What is required
All of the data that follows should be retyped exactly, please, except the pictures.

Material provided
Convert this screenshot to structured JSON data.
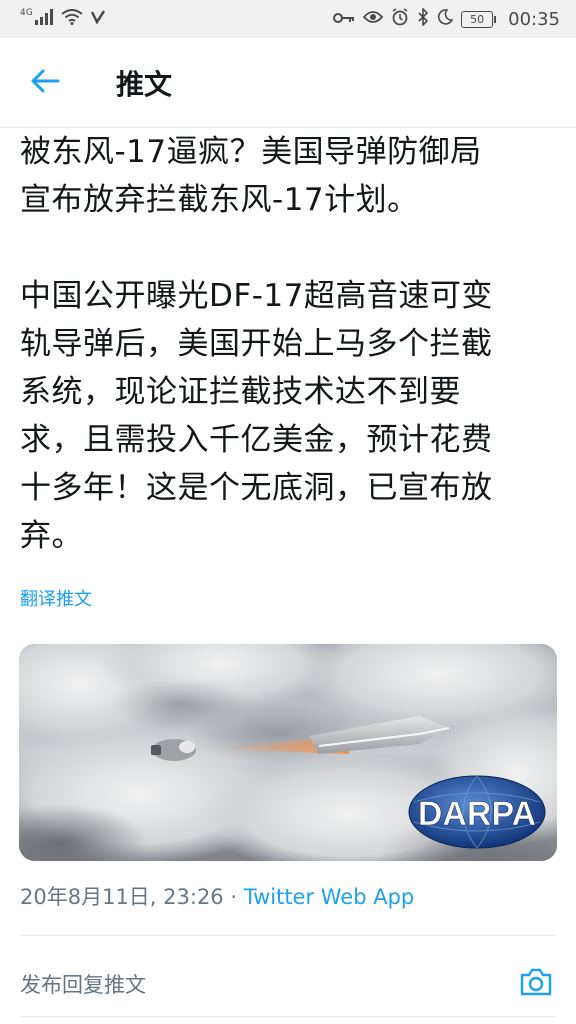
{
  "status_bar": {
    "network": "4G",
    "time": "00:35",
    "battery": "50",
    "icons": [
      "signal-icon",
      "wifi-icon",
      "v-icon",
      "key-icon",
      "eye-icon",
      "alarm-icon",
      "bluetooth-icon",
      "moon-icon",
      "battery-icon"
    ]
  },
  "header": {
    "back_icon": "back-arrow-icon",
    "title": "推文"
  },
  "tweet": {
    "paragraph1": [
      "被东风-17逼疯？美国导弹防御局",
      "宣布放弃拦截东风-17计划。"
    ],
    "paragraph2": [
      "中国公开曝光DF-17超高音速可变",
      "轨导弹后，美国开始上马多个拦截",
      "系统，现论证拦截技术达不到要",
      "求，且需投入千亿美金，预计花费",
      "十多年！这是个无底洞，已宣布放",
      "弃。"
    ],
    "translate": "翻译推文",
    "media_logo": "DARPA",
    "date": "20年8月11日, 23:26",
    "separator": " · ",
    "app": "Twitter Web App"
  },
  "reply": {
    "placeholder": "发布回复推文",
    "camera_icon": "camera-icon"
  },
  "colors": {
    "accent": "#1da1f2",
    "text": "#14171a",
    "secondary": "#657786",
    "statusbar_bg": "#f1f1f1"
  }
}
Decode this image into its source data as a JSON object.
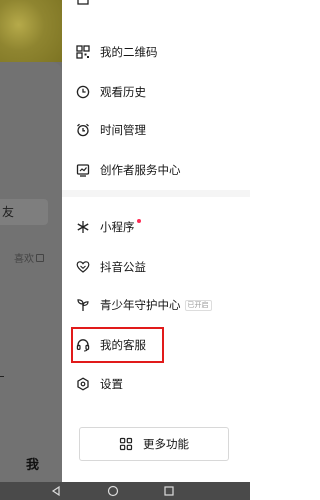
{
  "left": {
    "friend_label": "友",
    "likes_label": "喜欢",
    "tab_me": "我"
  },
  "drawer": {
    "items": [
      {
        "label": "我的二维码",
        "icon": "qr-code-icon"
      },
      {
        "label": "观看历史",
        "icon": "clock-icon"
      },
      {
        "label": "时间管理",
        "icon": "alarm-clock-icon"
      },
      {
        "label": "创作者服务中心",
        "icon": "chart-icon"
      },
      {
        "label": "小程序",
        "icon": "asterisk-icon"
      },
      {
        "label": "抖音公益",
        "icon": "heart-hands-icon"
      },
      {
        "label": "青少年守护中心",
        "icon": "sprout-icon",
        "badge": "已开启"
      },
      {
        "label": "我的客服",
        "icon": "headset-icon"
      },
      {
        "label": "设置",
        "icon": "settings-icon"
      }
    ],
    "more_label": "更多功能"
  },
  "colors": {
    "highlight": "#e11a1a",
    "dot": "#fe2c55"
  }
}
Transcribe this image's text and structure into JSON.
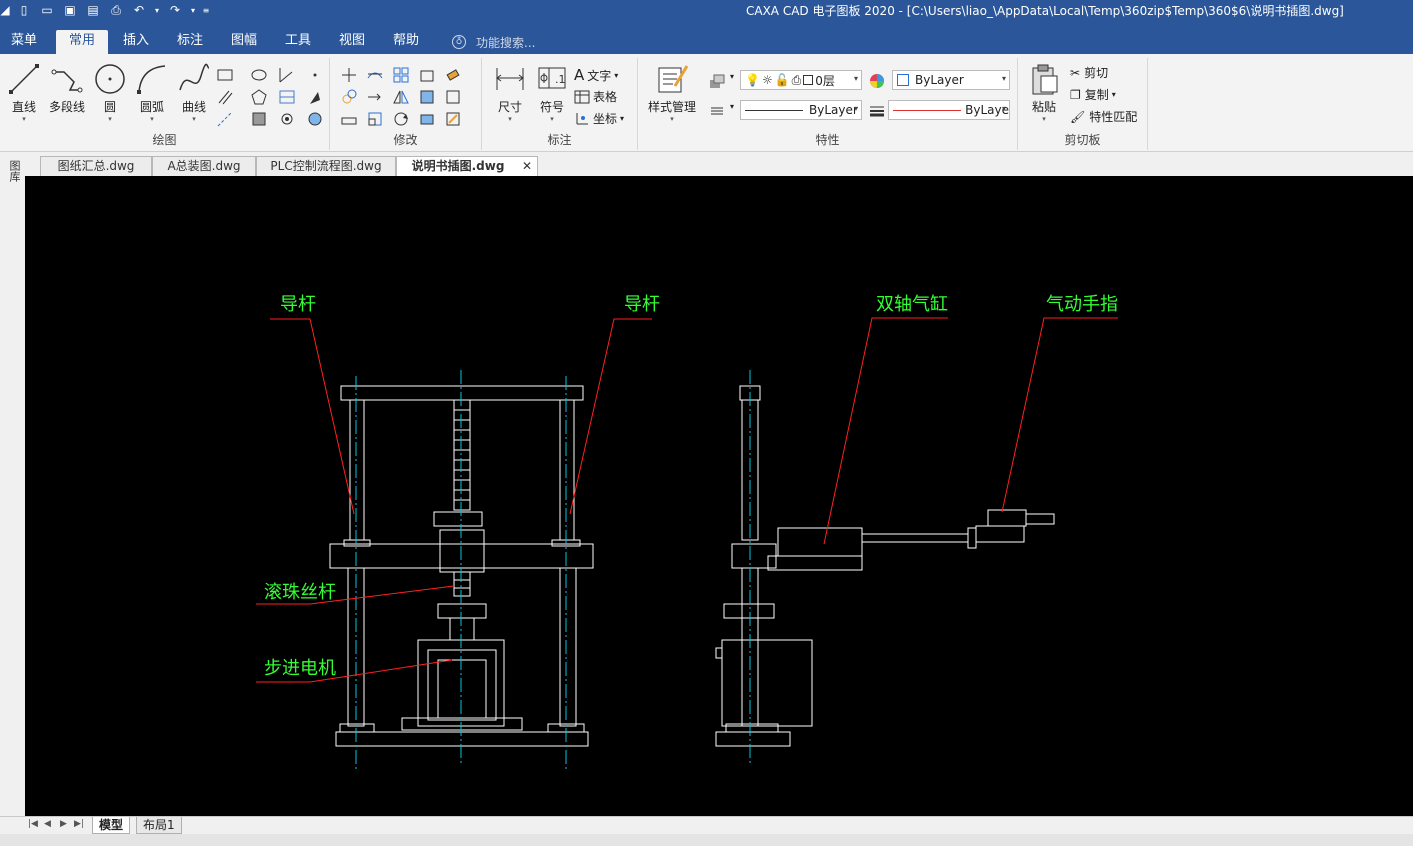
{
  "window": {
    "title": "CAXA CAD 电子图板 2020 - [C:\\Users\\liao_\\AppData\\Local\\Temp\\360zip$Temp\\360$6\\说明书插图.dwg]"
  },
  "ribbon_tabs": [
    {
      "label": "菜单",
      "active": false
    },
    {
      "label": "常用",
      "active": true
    },
    {
      "label": "插入",
      "active": false
    },
    {
      "label": "标注",
      "active": false
    },
    {
      "label": "图幅",
      "active": false
    },
    {
      "label": "工具",
      "active": false
    },
    {
      "label": "视图",
      "active": false
    },
    {
      "label": "帮助",
      "active": false
    }
  ],
  "search": {
    "placeholder": "功能搜索..."
  },
  "groups": {
    "draw": {
      "label": "绘图",
      "buttons": [
        "直线",
        "多段线",
        "圆",
        "圆弧",
        "曲线"
      ]
    },
    "modify": {
      "label": "修改"
    },
    "annotate": {
      "label": "标注",
      "buttons": [
        "尺寸",
        "符号"
      ],
      "small": [
        "文字",
        "表格",
        "坐标"
      ]
    },
    "properties": {
      "label": "特性",
      "style_button": "样式管理",
      "layer_value": "0层",
      "color_value": "ByLayer",
      "linetype_value": "ByLayer",
      "lineweight_value": "ByLaye"
    },
    "clipboard": {
      "label": "剪切板",
      "paste": "粘贴",
      "small": [
        "剪切",
        "复制",
        "特性匹配"
      ]
    }
  },
  "doc_tabs": [
    {
      "label": "图纸汇总.dwg",
      "active": false
    },
    {
      "label": "A总装图.dwg",
      "active": false
    },
    {
      "label": "PLC控制流程图.dwg",
      "active": false
    },
    {
      "label": "说明书插图.dwg",
      "active": true
    }
  ],
  "side_panel": {
    "label": "图库"
  },
  "drawing": {
    "labels": {
      "left_guide": "导杆",
      "right_guide": "导杆",
      "cylinder": "双轴气缸",
      "gripper": "气动手指",
      "ball_screw": "滚珠丝杆",
      "stepper": "步进电机"
    },
    "colors": {
      "background": "#000000",
      "outline": "#ffffff",
      "centerline": "#00c8e0",
      "leader": "#ff2020",
      "label": "#33ff33"
    }
  },
  "layout_tabs": [
    {
      "label": "模型",
      "active": true
    },
    {
      "label": "布局1",
      "active": false
    }
  ]
}
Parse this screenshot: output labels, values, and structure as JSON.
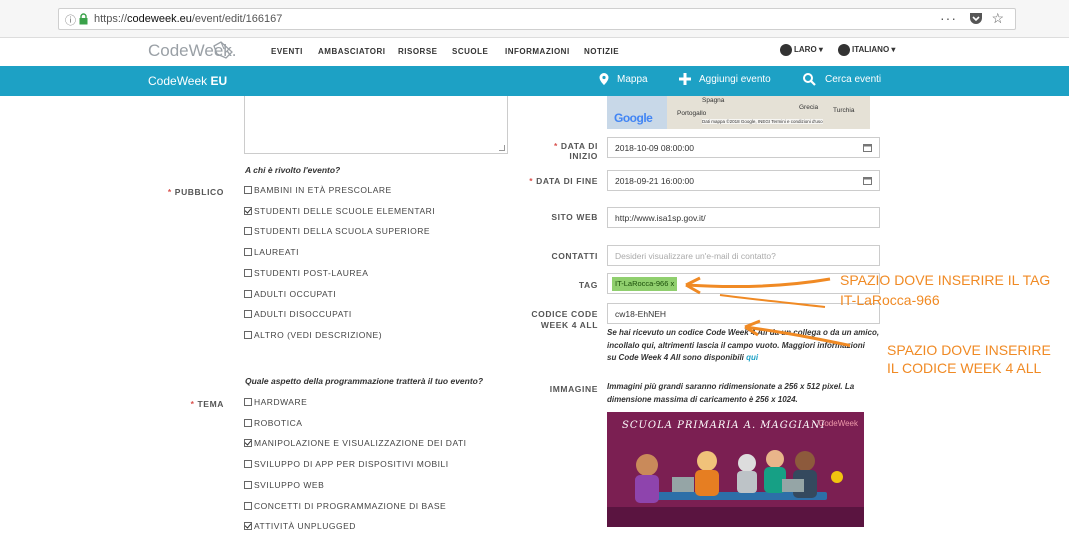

Finished answer
Convert this screenshot to structured JSON data.
{
  "status_bar": {
    "network": "4G",
    "time": "00:35",
    "battery": "50",
    "icons": [
      "signal-icon",
      "wifi-icon",
      "v-icon",
      "key-icon",
      "eye-icon",
      "alarm-icon",
      "bluetooth-icon",
      "moon-icon",
      "battery-icon"
    ]
  },
  "header": {
    "back_icon": "back-arrow-icon",
    "title": "推文"
  },
  "tweet": {
    "paragraph1": [
      "被东风-17逼疯？美国导弹防御局",
      "宣布放弃拦截东风-17计划。"
    ],
    "paragraph2": [
      "中国公开曝光DF-17超高音速可变",
      "轨导弹后，美国开始上马多个拦截",
      "系统，现论证拦截技术达不到要",
      "求，且需投入千亿美金，预计花费",
      "十多年！这是个无底洞，已宣布放",
      "弃。"
    ],
    "translate": "翻译推文",
    "media_logo": "DARPA",
    "date": "20年8月11日, 23:26",
    "separator": " · ",
    "app": "Twitter Web App"
  },
  "reply": {
    "placeholder": "发布回复推文",
    "camera_icon": "camera-icon"
  },
  "colors": {
    "accent": "#1da1f2",
    "text": "#14171a",
    "secondary": "#657786",
    "statusbar_bg": "#f1f1f1"
  }
}
Decode this image into its source data as a JSON object.
{
  "left": {
    "friend_label": "友",
    "likes_label": "喜欢",
    "tab_me": "我"
  },
  "drawer": {
    "items": [
      {
        "label": "我的二维码",
        "icon": "qr-code-icon"
      },
      {
        "label": "观看历史",
        "icon": "clock-icon"
      },
      {
        "label": "时间管理",
        "icon": "alarm-clock-icon"
      },
      {
        "label": "创作者服务中心",
        "icon": "chart-icon"
      },
      {
        "label": "小程序",
        "icon": "asterisk-icon"
      },
      {
        "label": "抖音公益",
        "icon": "heart-hands-icon"
      },
      {
        "label": "青少年守护中心",
        "icon": "sprout-icon",
        "badge": "已开启"
      },
      {
        "label": "我的客服",
        "icon": "headset-icon"
      },
      {
        "label": "设置",
        "icon": "settings-icon"
      }
    ],
    "more_label": "更多功能"
  },
  "colors": {
    "highlight": "#e11a1a",
    "dot": "#fe2c55"
  }
}
Transcribe this image's text and structure into JSON.
{
  "window": {
    "title": "CAXA CAD 电子图板 2020 - [C:\\Users\\liao_\\AppData\\Local\\Temp\\360zip$Temp\\360$6\\说明书插图.dwg]"
  },
  "ribbon_tabs": [
    {
      "label": "菜单",
      "active": false
    },
    {
      "label": "常用",
      "active": true
    },
    {
      "label": "插入",
      "active": false
    },
    {
      "label": "标注",
      "active": false
    },
    {
      "label": "图幅",
      "active": false
    },
    {
      "label": "工具",
      "active": false
    },
    {
      "label": "视图",
      "active": false
    },
    {
      "label": "帮助",
      "active": false
    }
  ],
  "search": {
    "placeholder": "功能搜索..."
  },
  "groups": {
    "draw": {
      "label": "绘图",
      "buttons": [
        "直线",
        "多段线",
        "圆",
        "圆弧",
        "曲线"
      ]
    },
    "modify": {
      "label": "修改"
    },
    "annotate": {
      "label": "标注",
      "buttons": [
        "尺寸",
        "符号"
      ],
      "small": [
        "文字",
        "表格",
        "坐标"
      ]
    },
    "properties": {
      "label": "特性",
      "style_button": "样式管理",
      "layer_value": "0层",
      "color_value": "ByLayer",
      "linetype_value": "ByLayer",
      "lineweight_value": "ByLaye"
    },
    "clipboard": {
      "label": "剪切板",
      "paste": "粘贴",
      "small": [
        "剪切",
        "复制",
        "特性匹配"
      ]
    }
  },
  "doc_tabs": [
    {
      "label": "图纸汇总.dwg",
      "active": false
    },
    {
      "label": "A总装图.dwg",
      "active": false
    },
    {
      "label": "PLC控制流程图.dwg",
      "active": false
    },
    {
      "label": "说明书插图.dwg",
      "active": true
    }
  ],
  "side_panel": {
    "label": "图库"
  },
  "drawing": {
    "labels": {
      "left_guide": "导杆",
      "right_guide": "导杆",
      "cylinder": "双轴气缸",
      "gripper": "气动手指",
      "ball_screw": "滚珠丝杆",
      "stepper": "步进电机"
    },
    "colors": {
      "background": "#000000",
      "outline": "#ffffff",
      "centerline": "#00c8e0",
      "leader": "#ff2020",
      "label": "#33ff33"
    }
  },
  "layout_tabs": [
    {
      "label": "模型",
      "active": true
    },
    {
      "label": "布局1",
      "active": false
    }
  ]
}
Parse this screenshot: output labels, values, and structure as JSON.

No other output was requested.